*GOAL*: Copy all of the data below word for word, but leave the pictures out.

Dataset entries:
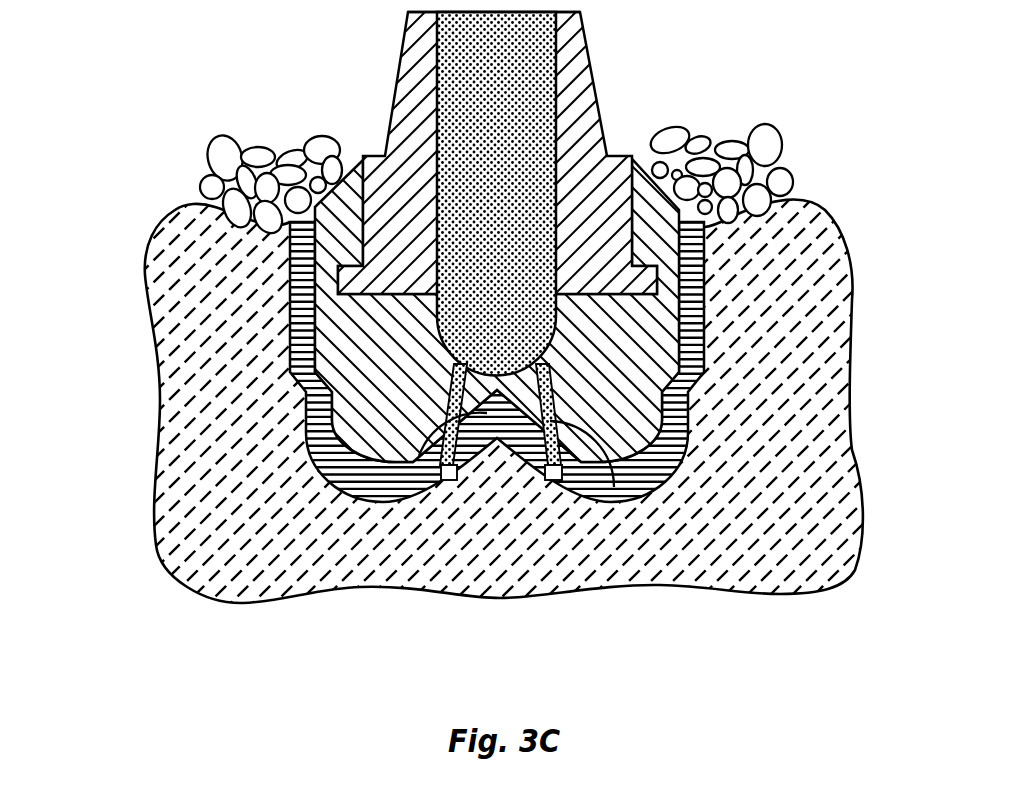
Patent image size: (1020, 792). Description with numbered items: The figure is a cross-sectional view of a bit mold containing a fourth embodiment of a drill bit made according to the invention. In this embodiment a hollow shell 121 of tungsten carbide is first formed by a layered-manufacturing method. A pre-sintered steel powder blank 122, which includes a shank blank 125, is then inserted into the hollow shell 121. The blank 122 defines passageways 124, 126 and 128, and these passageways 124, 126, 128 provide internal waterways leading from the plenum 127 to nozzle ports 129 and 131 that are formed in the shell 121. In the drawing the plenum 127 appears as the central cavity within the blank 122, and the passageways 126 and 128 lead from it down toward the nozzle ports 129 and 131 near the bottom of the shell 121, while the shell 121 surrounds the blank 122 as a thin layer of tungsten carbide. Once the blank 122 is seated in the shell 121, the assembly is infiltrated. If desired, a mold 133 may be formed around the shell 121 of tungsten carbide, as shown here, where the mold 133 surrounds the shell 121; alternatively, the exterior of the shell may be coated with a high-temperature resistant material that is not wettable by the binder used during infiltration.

The shell 121 is at (705, 284).
The pre-sintered steel powder blank 122 is at (658, 372).
The passageway 124 is at (556, 54).
The shank blank 125 is at (578, 13).
The passageway 126 is at (419, 457).
The plenum 127 is at (528, 116).
The passageway 128 is at (612, 490).
The nozzle port 129 is at (445, 481).
The nozzle port 131 is at (546, 481).
The mold 133 is at (178, 397).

*ANSWER TO THIS TASK*:
Patent image size: (1020, 792). Description with numbered items: The figure is a cross-sectional view of a bit mold containing a fourth embodiment of a drill bit made according to the invention. In this embodiment a hollow shell 121 of tungsten carbide is first formed by a layered-manufacturing method. A pre-sintered steel powder blank 122, which includes a shank blank 125, is then inserted into the hollow shell 121. The blank 122 defines passageways 124, 126 and 128, and these passageways 124, 126, 128 provide internal waterways leading from the plenum 127 to nozzle ports 129 and 131 that are formed in the shell 121. In the drawing the plenum 127 appears as the central cavity within the blank 122, and the passageways 126 and 128 lead from it down toward the nozzle ports 129 and 131 near the bottom of the shell 121, while the shell 121 surrounds the blank 122 as a thin layer of tungsten carbide. Once the blank 122 is seated in the shell 121, the assembly is infiltrated. If desired, a mold 133 may be formed around the shell 121 of tungsten carbide, as shown here, where the mold 133 surrounds the shell 121; alternatively, the exterior of the shell may be coated with a high-temperature resistant material that is not wettable by the binder used during infiltration.

The shell 121 is at (705, 284).
The pre-sintered steel powder blank 122 is at (658, 372).
The passageway 124 is at (556, 54).
The shank blank 125 is at (578, 13).
The passageway 126 is at (419, 457).
The plenum 127 is at (528, 116).
The passageway 128 is at (612, 490).
The nozzle port 129 is at (445, 481).
The nozzle port 131 is at (546, 481).
The mold 133 is at (178, 397).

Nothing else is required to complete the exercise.